### GOAL
Repeat each record below exactly, dropping the pictures.

Dataset items:
☆ ☆ ☆

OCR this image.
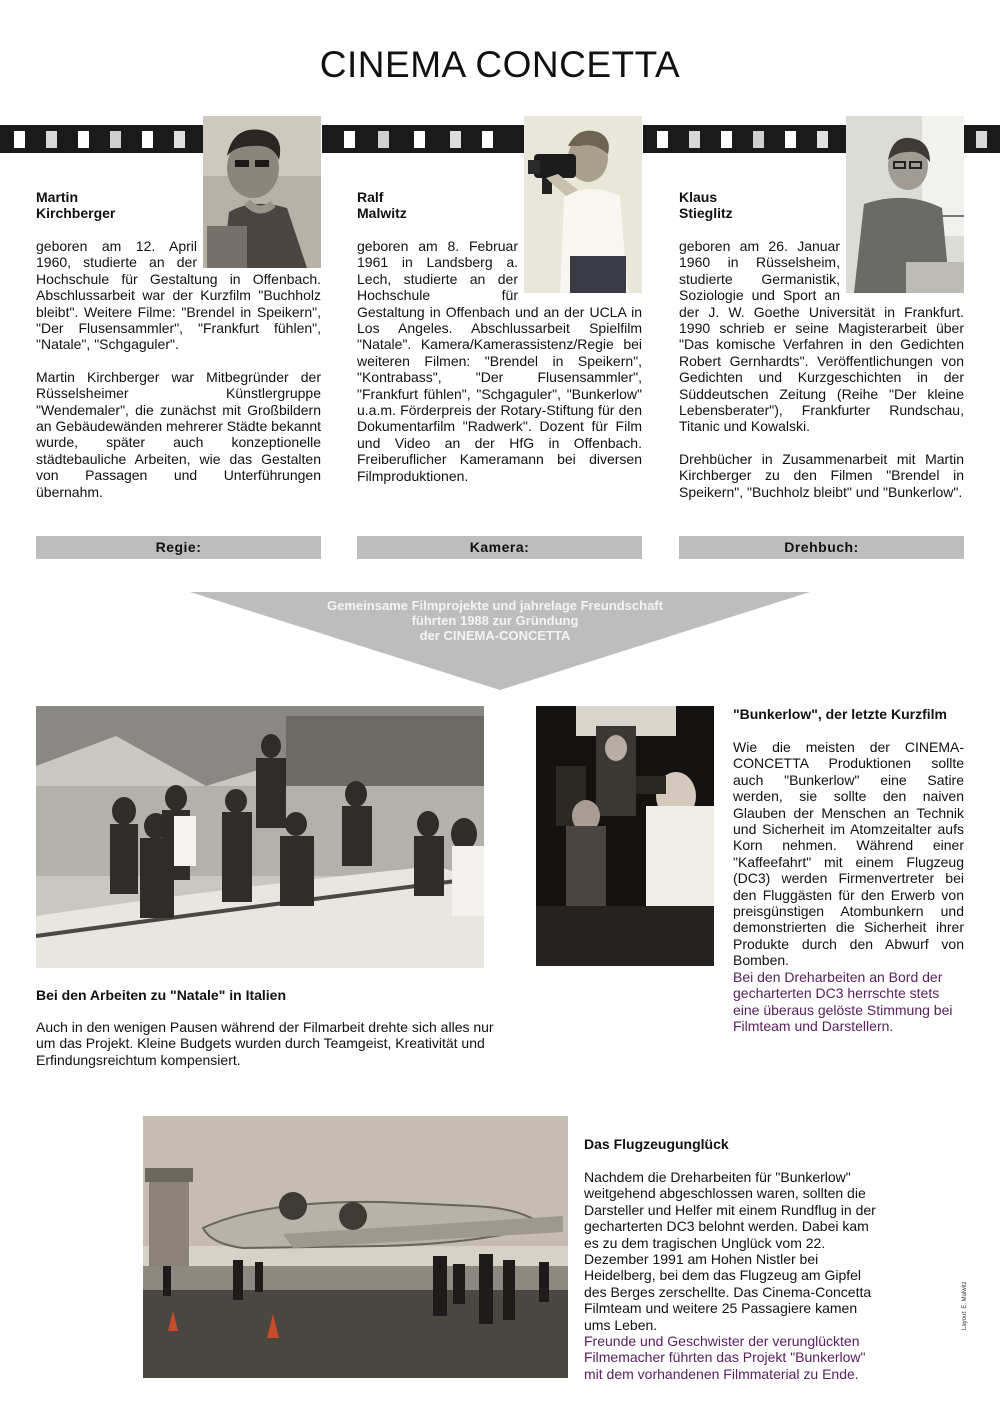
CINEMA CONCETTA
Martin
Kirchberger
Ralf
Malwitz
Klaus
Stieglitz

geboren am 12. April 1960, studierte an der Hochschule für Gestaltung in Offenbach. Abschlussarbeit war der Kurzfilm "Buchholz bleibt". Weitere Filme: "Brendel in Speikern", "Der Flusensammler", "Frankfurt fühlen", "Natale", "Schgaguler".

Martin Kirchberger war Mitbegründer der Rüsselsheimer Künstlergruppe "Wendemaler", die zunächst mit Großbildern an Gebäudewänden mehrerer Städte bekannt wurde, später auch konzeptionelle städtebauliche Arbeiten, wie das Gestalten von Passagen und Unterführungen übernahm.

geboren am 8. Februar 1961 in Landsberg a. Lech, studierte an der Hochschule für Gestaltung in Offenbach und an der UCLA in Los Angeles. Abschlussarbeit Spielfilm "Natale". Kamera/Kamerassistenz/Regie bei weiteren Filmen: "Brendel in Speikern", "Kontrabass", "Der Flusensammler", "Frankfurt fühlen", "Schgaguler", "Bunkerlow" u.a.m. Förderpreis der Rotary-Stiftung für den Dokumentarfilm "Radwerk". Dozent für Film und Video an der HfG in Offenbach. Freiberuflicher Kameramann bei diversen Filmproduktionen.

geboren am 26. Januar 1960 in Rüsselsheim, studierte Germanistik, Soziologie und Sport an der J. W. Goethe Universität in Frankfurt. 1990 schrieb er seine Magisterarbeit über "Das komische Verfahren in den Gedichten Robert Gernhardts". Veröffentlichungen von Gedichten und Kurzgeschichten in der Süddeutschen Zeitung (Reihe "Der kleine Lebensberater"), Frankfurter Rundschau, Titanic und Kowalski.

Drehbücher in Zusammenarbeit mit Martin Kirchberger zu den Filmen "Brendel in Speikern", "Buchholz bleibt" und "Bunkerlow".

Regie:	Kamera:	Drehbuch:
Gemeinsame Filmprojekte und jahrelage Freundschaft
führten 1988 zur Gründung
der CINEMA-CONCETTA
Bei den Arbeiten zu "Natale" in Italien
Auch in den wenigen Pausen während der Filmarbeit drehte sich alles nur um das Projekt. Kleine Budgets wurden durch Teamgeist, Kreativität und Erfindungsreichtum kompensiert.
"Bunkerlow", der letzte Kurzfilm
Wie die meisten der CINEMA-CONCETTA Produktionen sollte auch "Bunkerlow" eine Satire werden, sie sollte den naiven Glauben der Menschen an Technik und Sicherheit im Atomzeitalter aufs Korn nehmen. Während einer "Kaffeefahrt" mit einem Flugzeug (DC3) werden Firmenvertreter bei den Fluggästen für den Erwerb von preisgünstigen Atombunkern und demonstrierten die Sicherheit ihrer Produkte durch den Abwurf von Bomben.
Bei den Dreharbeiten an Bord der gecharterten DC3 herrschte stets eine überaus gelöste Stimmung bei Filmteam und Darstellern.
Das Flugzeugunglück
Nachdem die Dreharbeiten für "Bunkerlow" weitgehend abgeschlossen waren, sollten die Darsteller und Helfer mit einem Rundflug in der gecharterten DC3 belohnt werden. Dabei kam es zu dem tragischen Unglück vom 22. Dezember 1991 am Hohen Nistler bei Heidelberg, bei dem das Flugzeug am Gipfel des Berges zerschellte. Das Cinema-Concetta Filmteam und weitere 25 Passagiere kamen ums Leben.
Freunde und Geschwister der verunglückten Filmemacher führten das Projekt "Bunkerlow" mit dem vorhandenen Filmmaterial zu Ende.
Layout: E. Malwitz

☆ ☆ ☆

### TASK ANSWER
OCR this image.
CINEMA CONCETTA
Martin
Kirchberger
Ralf
Malwitz
Klaus
Stieglitz

geboren am 12. April 1960, studierte an der Hochschule für Gestaltung in Offenbach. Abschlussarbeit war der Kurzfilm "Buchholz bleibt". Weitere Filme: "Brendel in Speikern", "Der Flusensammler", "Frankfurt fühlen", "Natale", "Schgaguler".

Martin Kirchberger war Mitbegründer der Rüsselsheimer Künstlergruppe "Wendemaler", die zunächst mit Großbildern an Gebäudewänden mehrerer Städte bekannt wurde, später auch konzeptionelle städtebauliche Arbeiten, wie das Gestalten von Passagen und Unterführungen übernahm.

geboren am 8. Februar 1961 in Landsberg a. Lech, studierte an der Hochschule für Gestaltung in Offenbach und an der UCLA in Los Angeles. Abschlussarbeit Spielfilm "Natale". Kamera/Kamerassistenz/Regie bei weiteren Filmen: "Brendel in Speikern", "Kontrabass", "Der Flusensammler", "Frankfurt fühlen", "Schgaguler", "Bunkerlow" u.a.m. Förderpreis der Rotary-Stiftung für den Dokumentarfilm "Radwerk". Dozent für Film und Video an der HfG in Offenbach. Freiberuflicher Kameramann bei diversen Filmproduktionen.

geboren am 26. Januar 1960 in Rüsselsheim, studierte Germanistik, Soziologie und Sport an der J. W. Goethe Universität in Frankfurt. 1990 schrieb er seine Magisterarbeit über "Das komische Verfahren in den Gedichten Robert Gernhardts". Veröffentlichungen von Gedichten und Kurzgeschichten in der Süddeutschen Zeitung (Reihe "Der kleine Lebensberater"), Frankfurter Rundschau, Titanic und Kowalski.

Drehbücher in Zusammenarbeit mit Martin Kirchberger zu den Filmen "Brendel in Speikern", "Buchholz bleibt" und "Bunkerlow".

Regie:	Kamera:	Drehbuch:
Gemeinsame Filmprojekte und jahrelage Freundschaft
führten 1988 zur Gründung
der CINEMA-CONCETTA
Bei den Arbeiten zu "Natale" in Italien
Auch in den wenigen Pausen während der Filmarbeit drehte sich alles nur um das Projekt. Kleine Budgets wurden durch Teamgeist, Kreativität und Erfindungsreichtum kompensiert.
"Bunkerlow", der letzte Kurzfilm
Wie die meisten der CINEMA-CONCETTA Produktionen sollte auch "Bunkerlow" eine Satire werden, sie sollte den naiven Glauben der Menschen an Technik und Sicherheit im Atomzeitalter aufs Korn nehmen. Während einer "Kaffeefahrt" mit einem Flugzeug (DC3) werden Firmenvertreter bei den Fluggästen für den Erwerb von preisgünstigen Atombunkern und demonstrierten die Sicherheit ihrer Produkte durch den Abwurf von Bomben.
Bei den Dreharbeiten an Bord der gecharterten DC3 herrschte stets eine überaus gelöste Stimmung bei Filmteam und Darstellern.
Das Flugzeugunglück
Nachdem die Dreharbeiten für "Bunkerlow" weitgehend abgeschlossen waren, sollten die Darsteller und Helfer mit einem Rundflug in der gecharterten DC3 belohnt werden. Dabei kam es zu dem tragischen Unglück vom 22. Dezember 1991 am Hohen Nistler bei Heidelberg, bei dem das Flugzeug am Gipfel des Berges zerschellte. Das Cinema-Concetta Filmteam und weitere 25 Passagiere kamen ums Leben.
Freunde und Geschwister der verunglückten Filmemacher führten das Projekt "Bunkerlow" mit dem vorhandenen Filmmaterial zu Ende.
Layout: E. Malwitz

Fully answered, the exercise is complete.